● Problem description:
Lay out every line of the material below as a Markdown table with the columns Row and Entry, numbering each line in Row and putting its full text in Entry. Leave out any blank lines.

** START OF Supplied material **

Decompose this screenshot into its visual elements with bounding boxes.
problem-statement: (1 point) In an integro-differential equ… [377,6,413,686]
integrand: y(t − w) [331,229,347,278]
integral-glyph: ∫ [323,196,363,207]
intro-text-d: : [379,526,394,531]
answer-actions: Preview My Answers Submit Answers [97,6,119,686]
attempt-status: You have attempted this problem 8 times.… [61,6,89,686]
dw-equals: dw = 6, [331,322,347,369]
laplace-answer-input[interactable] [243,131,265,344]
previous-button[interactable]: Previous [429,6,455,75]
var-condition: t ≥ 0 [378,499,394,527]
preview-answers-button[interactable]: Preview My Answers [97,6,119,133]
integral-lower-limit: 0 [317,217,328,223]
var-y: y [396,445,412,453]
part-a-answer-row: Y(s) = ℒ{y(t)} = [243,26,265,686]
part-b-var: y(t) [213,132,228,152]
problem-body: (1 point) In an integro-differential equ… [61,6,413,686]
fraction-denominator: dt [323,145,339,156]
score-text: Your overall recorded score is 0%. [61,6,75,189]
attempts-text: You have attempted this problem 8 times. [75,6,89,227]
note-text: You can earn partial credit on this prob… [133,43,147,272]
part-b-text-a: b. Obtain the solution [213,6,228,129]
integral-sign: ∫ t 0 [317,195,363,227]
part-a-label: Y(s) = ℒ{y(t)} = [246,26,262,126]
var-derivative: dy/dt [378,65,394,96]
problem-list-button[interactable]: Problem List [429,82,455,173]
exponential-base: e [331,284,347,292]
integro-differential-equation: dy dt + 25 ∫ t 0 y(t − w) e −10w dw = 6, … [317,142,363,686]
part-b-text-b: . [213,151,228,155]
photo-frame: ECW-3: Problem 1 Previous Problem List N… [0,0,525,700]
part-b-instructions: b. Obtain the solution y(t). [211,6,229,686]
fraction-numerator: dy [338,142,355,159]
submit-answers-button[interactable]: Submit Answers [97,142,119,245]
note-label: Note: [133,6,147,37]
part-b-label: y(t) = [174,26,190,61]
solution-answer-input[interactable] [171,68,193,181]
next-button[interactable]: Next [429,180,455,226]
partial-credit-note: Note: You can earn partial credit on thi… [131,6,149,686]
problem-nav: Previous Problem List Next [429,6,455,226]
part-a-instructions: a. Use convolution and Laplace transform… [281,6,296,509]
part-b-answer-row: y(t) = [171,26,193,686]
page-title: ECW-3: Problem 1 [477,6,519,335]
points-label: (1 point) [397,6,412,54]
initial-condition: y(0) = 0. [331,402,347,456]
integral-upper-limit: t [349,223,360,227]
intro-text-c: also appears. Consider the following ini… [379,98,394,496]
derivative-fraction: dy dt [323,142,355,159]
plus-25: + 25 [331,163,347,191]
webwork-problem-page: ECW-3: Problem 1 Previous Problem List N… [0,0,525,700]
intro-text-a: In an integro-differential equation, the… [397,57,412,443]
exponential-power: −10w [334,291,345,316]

** END OF Supplied material **

● The output:
| Row | Entry |
|---|---|
| 1 | Decompose this screenshot into its visual elements with bounding boxes. |
| 2 | problem-statement: (1 point) In an integro-differential equ… [377,6,413,686] |
| 3 | integrand: y(t − w) [331,229,347,278] |
| 4 | integral-glyph: ∫ [323,196,363,207] |
| 5 | intro-text-d: : [379,526,394,531] |
| 6 | answer-actions: Preview My Answers Submit Answers [97,6,119,686] |
| 7 | attempt-status: You have attempted this problem 8 times.… [61,6,89,686] |
| 8 | dw-equals: dw = 6, [331,322,347,369] |
| 9 | laplace-answer-input[interactable] [243,131,265,344] |
| 10 | previous-button[interactable]: Previous [429,6,455,75] |
| 11 | var-condition: t ≥ 0 [378,499,394,527] |
| 12 | preview-answers-button[interactable]: Preview My Answers [97,6,119,133] |
| 13 | integral-lower-limit: 0 [317,217,328,223] |
| 14 | var-y: y [396,445,412,453] |
| 15 | part-a-answer-row: Y(s) = ℒ{y(t)} = [243,26,265,686] |
| 16 | part-b-var: y(t) [213,132,228,152] |
| 17 | problem-body: (1 point) In an integro-differential equ… [61,6,413,686] |
| 18 | fraction-denominator: dt [323,145,339,156] |
| 19 | score-text: Your overall recorded score is 0%. [61,6,75,189] |
| 20 | attempts-text: You have attempted this problem 8 times. [75,6,89,227] |
| 21 | note-text: You can earn partial credit on this prob… [133,43,147,272] |
| 22 | part-b-text-a: b. Obtain the solution [213,6,228,129] |
| 23 | integral-sign: ∫ t 0 [317,195,363,227] |
| 24 | part-a-label: Y(s) = ℒ{y(t)} = [246,26,262,126] |
| 25 | var-derivative: dy/dt [378,65,394,96] |
| 26 | problem-list-button[interactable]: Problem List [429,82,455,173] |
| 27 | exponential-base: e [331,284,347,292] |
| 28 | integro-differential-equation: dy dt + 25 ∫ t 0 y(t − w) e −10w dw = 6, … [317,142,363,686] |
| 29 | part-b-text-b: . [213,151,228,155] |
| 30 | photo-frame: ECW-3: Problem 1 Previous Problem List N… [0,0,525,700] |
| 31 | part-b-instructions: b. Obtain the solution y(t). [211,6,229,686] |
| 32 | fraction-numerator: dy [338,142,355,159] |
| 33 | submit-answers-button[interactable]: Submit Answers [97,142,119,245] |
| 34 | note-label: Note: [133,6,147,37] |
| 35 | part-b-label: y(t) = [174,26,190,61] |
| 36 | solution-answer-input[interactable] [171,68,193,181] |
| 37 | next-button[interactable]: Next [429,180,455,226] |
| 38 | partial-credit-note: Note: You can earn partial credit on thi… [131,6,149,686] |
| 39 | problem-nav: Previous Problem List Next [429,6,455,226] |
| 40 | part-a-instructions: a. Use convolution and Laplace transform… [281,6,296,509] |
| 41 | part-b-answer-row: y(t) = [171,26,193,686] |
| 42 | page-title: ECW-3: Problem 1 [477,6,519,335] |
| 43 | points-label: (1 point) [397,6,412,54] |
| 44 | initial-condition: y(0) = 0. [331,402,347,456] |
| 45 | integral-upper-limit: t [349,223,360,227] |
| 46 | intro-text-c: also appears. Consider the following ini… [379,98,394,496] |
| 47 | derivative-fraction: dy dt [323,142,355,159] |
| 48 | plus-25: + 25 [331,163,347,191] |
| 49 | webwork-problem-page: ECW-3: Problem 1 Previous Problem List N… [0,0,525,700] |
| 50 | intro-text-a: In an integro-differential equation, the… [397,57,412,443] |
| 51 | exponential-power: −10w [334,291,345,316] |